▼

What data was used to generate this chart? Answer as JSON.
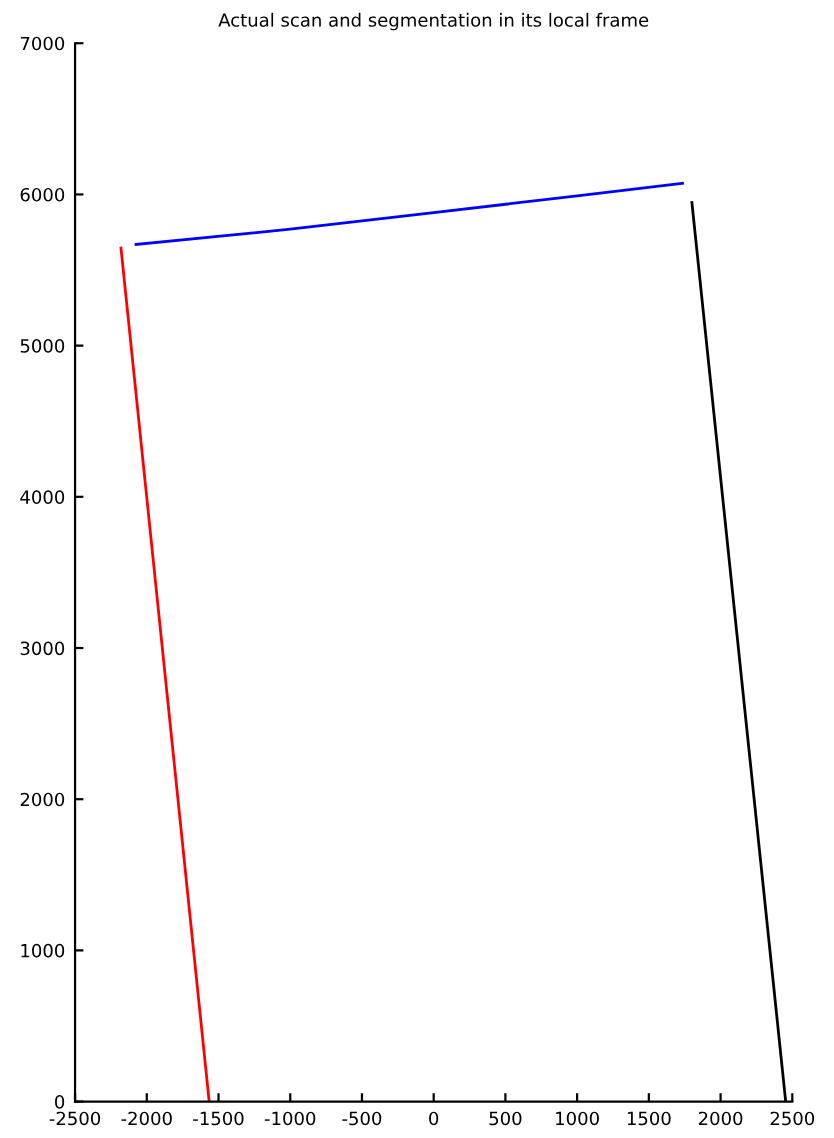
{
  "chart_data": {
    "type": "line",
    "title": "Actual scan and segmentation in its local frame",
    "series": [
      {
        "color": "#ff0000",
        "x": [
          -2180,
          -1565
        ],
        "values": [
          5646,
          0
        ]
      },
      {
        "color": "#0000ff",
        "x": [
          -2075,
          -1000,
          0,
          1000,
          1735
        ],
        "values": [
          5669,
          5770,
          5880,
          5990,
          6074
        ]
      },
      {
        "color": "#000000",
        "x": [
          1800,
          2454
        ],
        "values": [
          5947,
          0
        ]
      }
    ],
    "xlim": [
      -2500,
      2500
    ],
    "xticks": [
      -2500,
      -2000,
      -1500,
      -1000,
      -500,
      0,
      500,
      1000,
      1500,
      2000,
      2500
    ],
    "ylim": [
      0,
      7000
    ],
    "yticks": [
      0,
      1000,
      2000,
      3000,
      4000,
      5000,
      6000,
      7000
    ],
    "grid": false,
    "legend": false,
    "marker": "none",
    "line_style": "solid"
  }
}
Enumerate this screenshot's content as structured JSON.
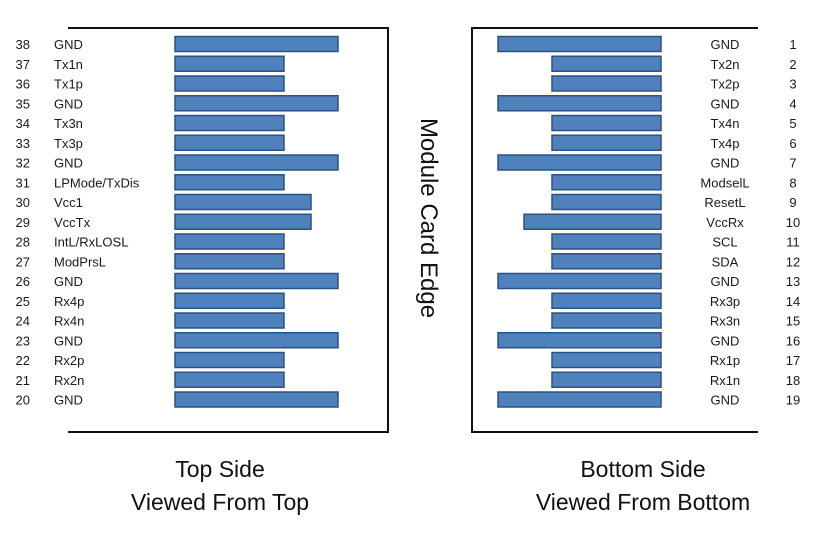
{
  "colors": {
    "pad_fill": "#4f81bd",
    "pad_stroke": "#2c5283",
    "frame": "#111111"
  },
  "center_label": "Module Card Edge",
  "top_side": {
    "caption_line1": "Top Side",
    "caption_line2": "Viewed From Top",
    "pins": [
      {
        "num": "38",
        "name": "GND",
        "pad": "long"
      },
      {
        "num": "37",
        "name": "Tx1n",
        "pad": "short"
      },
      {
        "num": "36",
        "name": "Tx1p",
        "pad": "short"
      },
      {
        "num": "35",
        "name": "GND",
        "pad": "long"
      },
      {
        "num": "34",
        "name": "Tx3n",
        "pad": "short"
      },
      {
        "num": "33",
        "name": "Tx3p",
        "pad": "short"
      },
      {
        "num": "32",
        "name": "GND",
        "pad": "long"
      },
      {
        "num": "31",
        "name": "LPMode/TxDis",
        "pad": "short"
      },
      {
        "num": "30",
        "name": "Vcc1",
        "pad": "medium"
      },
      {
        "num": "29",
        "name": "VccTx",
        "pad": "medium"
      },
      {
        "num": "28",
        "name": "IntL/RxLOSL",
        "pad": "short"
      },
      {
        "num": "27",
        "name": "ModPrsL",
        "pad": "short"
      },
      {
        "num": "26",
        "name": "GND",
        "pad": "long"
      },
      {
        "num": "25",
        "name": "Rx4p",
        "pad": "short"
      },
      {
        "num": "24",
        "name": "Rx4n",
        "pad": "short"
      },
      {
        "num": "23",
        "name": "GND",
        "pad": "long"
      },
      {
        "num": "22",
        "name": "Rx2p",
        "pad": "short"
      },
      {
        "num": "21",
        "name": "Rx2n",
        "pad": "short"
      },
      {
        "num": "20",
        "name": "GND",
        "pad": "long"
      }
    ]
  },
  "bottom_side": {
    "caption_line1": "Bottom Side",
    "caption_line2": "Viewed From Bottom",
    "pins": [
      {
        "num": "1",
        "name": "GND",
        "pad": "long"
      },
      {
        "num": "2",
        "name": "Tx2n",
        "pad": "short"
      },
      {
        "num": "3",
        "name": "Tx2p",
        "pad": "short"
      },
      {
        "num": "4",
        "name": "GND",
        "pad": "long"
      },
      {
        "num": "5",
        "name": "Tx4n",
        "pad": "short"
      },
      {
        "num": "6",
        "name": "Tx4p",
        "pad": "short"
      },
      {
        "num": "7",
        "name": "GND",
        "pad": "long"
      },
      {
        "num": "8",
        "name": "ModselL",
        "pad": "short"
      },
      {
        "num": "9",
        "name": "ResetL",
        "pad": "short"
      },
      {
        "num": "10",
        "name": "VccRx",
        "pad": "medium"
      },
      {
        "num": "11",
        "name": "SCL",
        "pad": "short"
      },
      {
        "num": "12",
        "name": "SDA",
        "pad": "short"
      },
      {
        "num": "13",
        "name": "GND",
        "pad": "long"
      },
      {
        "num": "14",
        "name": "Rx3p",
        "pad": "short"
      },
      {
        "num": "15",
        "name": "Rx3n",
        "pad": "short"
      },
      {
        "num": "16",
        "name": "GND",
        "pad": "long"
      },
      {
        "num": "17",
        "name": "Rx1p",
        "pad": "short"
      },
      {
        "num": "18",
        "name": "Rx1n",
        "pad": "short"
      },
      {
        "num": "19",
        "name": "GND",
        "pad": "long"
      }
    ]
  }
}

▲

> **YOUR OBJECTIVE**
All of the material above should be reproduced exactly, except the pictures.

> **FULL SOLUTION**
What data was used to generate this chart? Answer as JSON.
{
  "chart_data": {
    "type": "line",
    "title": "Actual scan and segmentation in its local frame",
    "series": [
      {
        "color": "#ff0000",
        "x": [
          -2180,
          -1565
        ],
        "values": [
          5646,
          0
        ]
      },
      {
        "color": "#0000ff",
        "x": [
          -2075,
          -1000,
          0,
          1000,
          1735
        ],
        "values": [
          5669,
          5770,
          5880,
          5990,
          6074
        ]
      },
      {
        "color": "#000000",
        "x": [
          1800,
          2454
        ],
        "values": [
          5947,
          0
        ]
      }
    ],
    "xlim": [
      -2500,
      2500
    ],
    "xticks": [
      -2500,
      -2000,
      -1500,
      -1000,
      -500,
      0,
      500,
      1000,
      1500,
      2000,
      2500
    ],
    "ylim": [
      0,
      7000
    ],
    "yticks": [
      0,
      1000,
      2000,
      3000,
      4000,
      5000,
      6000,
      7000
    ],
    "grid": false,
    "legend": false,
    "marker": "none",
    "line_style": "solid"
  }
}
Enumerate this screenshot's content as structured JSON.
{
  "colors": {
    "pad_fill": "#4f81bd",
    "pad_stroke": "#2c5283",
    "frame": "#111111"
  },
  "center_label": "Module Card Edge",
  "top_side": {
    "caption_line1": "Top Side",
    "caption_line2": "Viewed From Top",
    "pins": [
      {
        "num": "38",
        "name": "GND",
        "pad": "long"
      },
      {
        "num": "37",
        "name": "Tx1n",
        "pad": "short"
      },
      {
        "num": "36",
        "name": "Tx1p",
        "pad": "short"
      },
      {
        "num": "35",
        "name": "GND",
        "pad": "long"
      },
      {
        "num": "34",
        "name": "Tx3n",
        "pad": "short"
      },
      {
        "num": "33",
        "name": "Tx3p",
        "pad": "short"
      },
      {
        "num": "32",
        "name": "GND",
        "pad": "long"
      },
      {
        "num": "31",
        "name": "LPMode/TxDis",
        "pad": "short"
      },
      {
        "num": "30",
        "name": "Vcc1",
        "pad": "medium"
      },
      {
        "num": "29",
        "name": "VccTx",
        "pad": "medium"
      },
      {
        "num": "28",
        "name": "IntL/RxLOSL",
        "pad": "short"
      },
      {
        "num": "27",
        "name": "ModPrsL",
        "pad": "short"
      },
      {
        "num": "26",
        "name": "GND",
        "pad": "long"
      },
      {
        "num": "25",
        "name": "Rx4p",
        "pad": "short"
      },
      {
        "num": "24",
        "name": "Rx4n",
        "pad": "short"
      },
      {
        "num": "23",
        "name": "GND",
        "pad": "long"
      },
      {
        "num": "22",
        "name": "Rx2p",
        "pad": "short"
      },
      {
        "num": "21",
        "name": "Rx2n",
        "pad": "short"
      },
      {
        "num": "20",
        "name": "GND",
        "pad": "long"
      }
    ]
  },
  "bottom_side": {
    "caption_line1": "Bottom Side",
    "caption_line2": "Viewed From Bottom",
    "pins": [
      {
        "num": "1",
        "name": "GND",
        "pad": "long"
      },
      {
        "num": "2",
        "name": "Tx2n",
        "pad": "short"
      },
      {
        "num": "3",
        "name": "Tx2p",
        "pad": "short"
      },
      {
        "num": "4",
        "name": "GND",
        "pad": "long"
      },
      {
        "num": "5",
        "name": "Tx4n",
        "pad": "short"
      },
      {
        "num": "6",
        "name": "Tx4p",
        "pad": "short"
      },
      {
        "num": "7",
        "name": "GND",
        "pad": "long"
      },
      {
        "num": "8",
        "name": "ModselL",
        "pad": "short"
      },
      {
        "num": "9",
        "name": "ResetL",
        "pad": "short"
      },
      {
        "num": "10",
        "name": "VccRx",
        "pad": "medium"
      },
      {
        "num": "11",
        "name": "SCL",
        "pad": "short"
      },
      {
        "num": "12",
        "name": "SDA",
        "pad": "short"
      },
      {
        "num": "13",
        "name": "GND",
        "pad": "long"
      },
      {
        "num": "14",
        "name": "Rx3p",
        "pad": "short"
      },
      {
        "num": "15",
        "name": "Rx3n",
        "pad": "short"
      },
      {
        "num": "16",
        "name": "GND",
        "pad": "long"
      },
      {
        "num": "17",
        "name": "Rx1p",
        "pad": "short"
      },
      {
        "num": "18",
        "name": "Rx1n",
        "pad": "short"
      },
      {
        "num": "19",
        "name": "GND",
        "pad": "long"
      }
    ]
  }
}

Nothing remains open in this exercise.